### GIVEN EXERCISE
Copy each line of the records that holds the string "người".

:: DATASET EXCERPTS ::

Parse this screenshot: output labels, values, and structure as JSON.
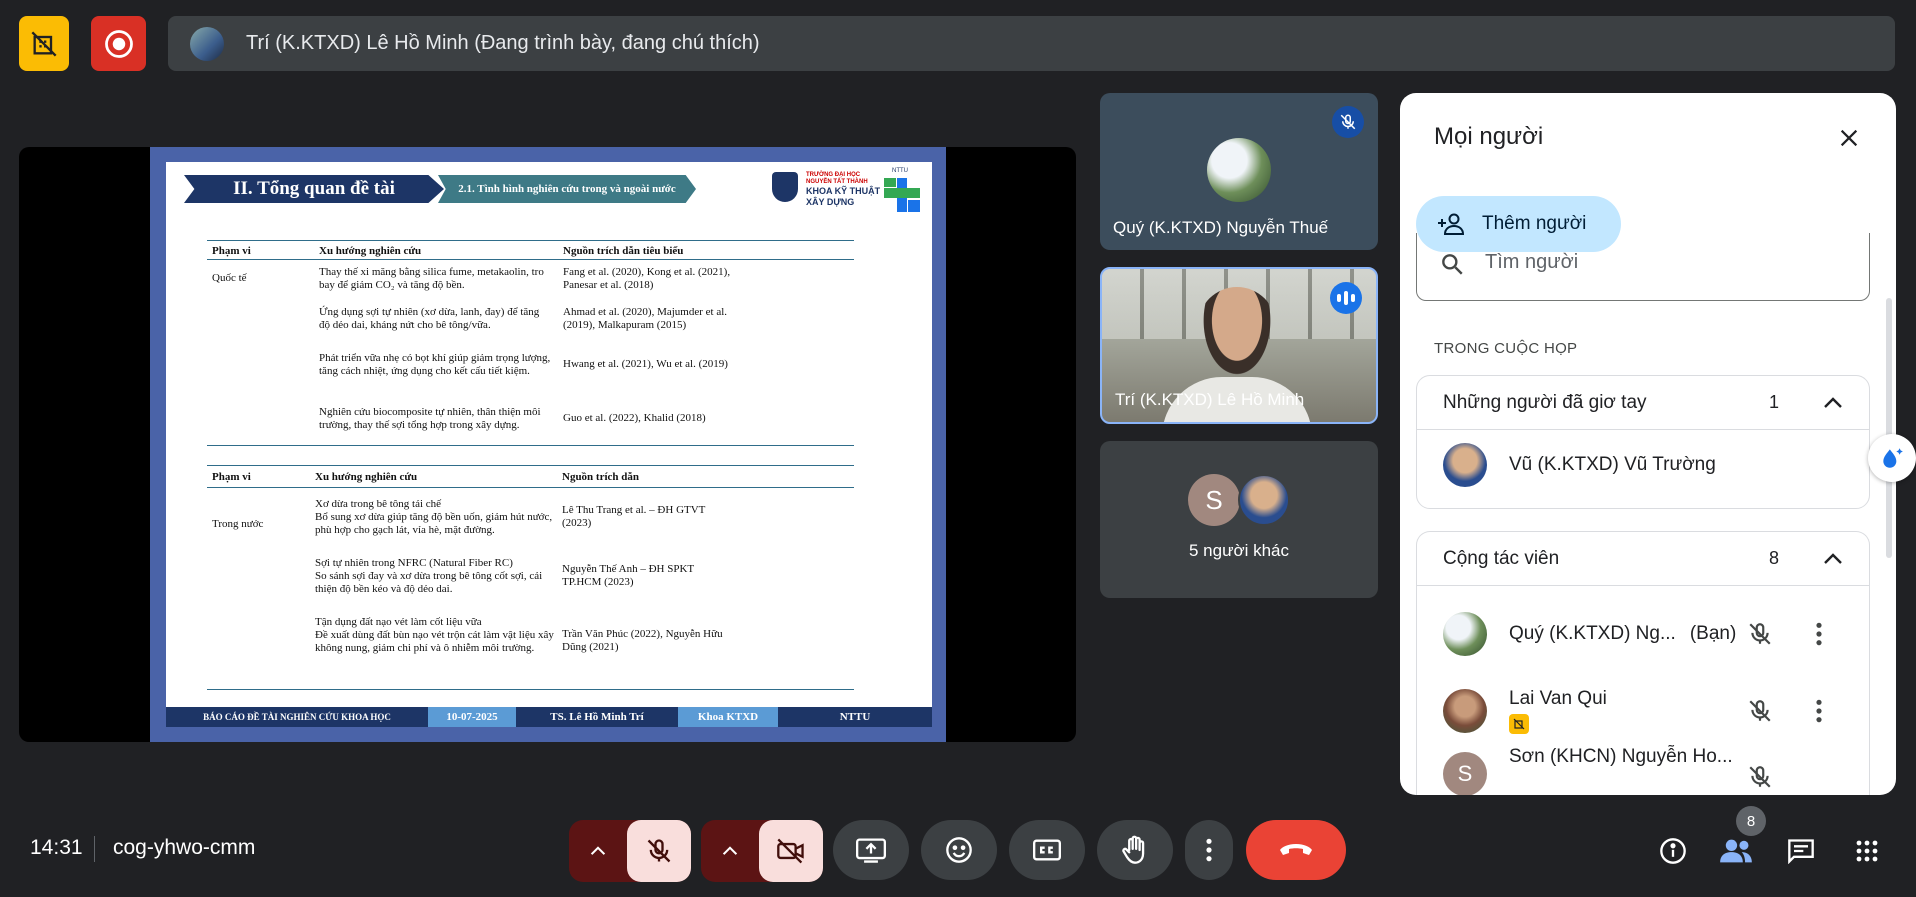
{
  "top": {
    "presenter_text": "Trí (K.KTXD) Lê Hồ Minh (Đang trình bày, đang chú thích)"
  },
  "slide": {
    "title": "II. Tổng quan đề tài",
    "subtitle": "2.1. Tình hình nghiên cứu trong và ngoài nước",
    "logo_line1": "TRƯỜNG ĐẠI HỌC NGUYỄN TẤT THÀNH",
    "logo_line2": "KHOA KỸ THUẬT",
    "logo_line3": "XÂY DỰNG",
    "logo_brand": "NTTU",
    "intl": {
      "h_scope": "Phạm vi",
      "h_trend": "Xu hướng nghiên cứu",
      "h_source": "Nguồn trích dẫn tiêu biểu",
      "scope": "Quốc tế",
      "rows": [
        {
          "trend": "Thay thế xi măng bằng silica fume, metakaolin, tro bay để giảm CO₂ và tăng độ bền.",
          "source": "Fang et al. (2020), Kong et al. (2021), Panesar et al. (2018)"
        },
        {
          "trend": "Ứng dụng sợi tự nhiên (xơ dừa, lanh, đay) để tăng độ dẻo dai, kháng nứt cho bê tông/vữa.",
          "source": "Ahmad et al. (2020), Majumder et al. (2019), Malkapuram (2015)"
        },
        {
          "trend": "Phát triển vữa nhẹ có bọt khí giúp giảm trọng lượng, tăng cách nhiệt, ứng dụng cho kết cấu tiết kiệm.",
          "source": "Hwang et al. (2021), Wu et al. (2019)"
        },
        {
          "trend": "Nghiên cứu biocomposite tự nhiên, thân thiện môi trường, thay thế sợi tổng hợp trong xây dựng.",
          "source": "Guo et al. (2022), Khalid (2018)"
        }
      ]
    },
    "dom": {
      "h_scope": "Phạm vi",
      "h_trend": "Xu hướng nghiên cứu",
      "h_source": "Nguồn trích dẫn",
      "scope": "Trong nước",
      "rows": [
        {
          "trend": "Xơ dừa trong bê tông tái chế\nBổ sung xơ dừa giúp tăng độ bền uốn, giảm hút nước, phù hợp cho gạch lát, vỉa hè, mặt đường.",
          "source": "Lê Thu Trang et al. – ĐH GTVT (2023)"
        },
        {
          "trend": "Sợi tự nhiên trong NFRC (Natural Fiber RC)\nSo sánh sợi đay và xơ dừa trong bê tông cốt sợi, cải thiện độ bền kéo và độ dẻo dai.",
          "source": "Nguyễn Thế Anh – ĐH SPKT TP.HCM (2023)"
        },
        {
          "trend": "Tận dụng đất nạo vét làm cốt liệu vữa\nĐề xuất dùng đất bùn nạo vét trộn cát làm vật liệu xây không nung, giảm chi phí và ô nhiễm môi trường.",
          "source": "Trần Văn Phúc (2022), Nguyễn Hữu Dũng (2021)"
        }
      ]
    },
    "footer": [
      "BÁO CÁO ĐỀ TÀI NGHIÊN CỨU KHOA HỌC",
      "10-07-2025",
      "TS. Lê Hồ Minh Trí",
      "Khoa KTXD",
      "NTTU"
    ]
  },
  "tiles": {
    "t1_name": "Quý (K.KTXD) Nguyễn Thuế",
    "t2_name": "Trí (K.KTXD) Lê Hồ Minh",
    "t3_initial": "S",
    "t3_label": "5 người khác"
  },
  "panel": {
    "title": "Mọi người",
    "add_label": "Thêm người",
    "search_placeholder": "Tìm người",
    "section": "TRONG CUỘC HỌP",
    "raised": {
      "label": "Những người đã giơ tay",
      "count": "1",
      "person": "Vũ (K.KTXD) Vũ Trường"
    },
    "collab": {
      "label": "Cộng tác viên",
      "count": "8",
      "p1": "Quý (K.KTXD) Ng...",
      "p1_tag": "(Bạn)",
      "p2": "Lai Van Qui",
      "p3": "Sơn (KHCN) Nguyễn Ho...",
      "p3_initial": "S"
    }
  },
  "bottom": {
    "clock": "14:31",
    "code": "cog-yhwo-cmm",
    "people_count": "8"
  },
  "colors": {
    "accent": "#c2e7ff",
    "end_call": "#ea4335",
    "rec": "#fbbc04",
    "stop": "#d93025"
  }
}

:::

### FINAL RESULT
    "t3_label": "5 người khác"
    "title": "Mọi người",
    "add_label": "Thêm người",
    "search_placeholder": "Tìm người",
      "label": "Những người đã giơ tay",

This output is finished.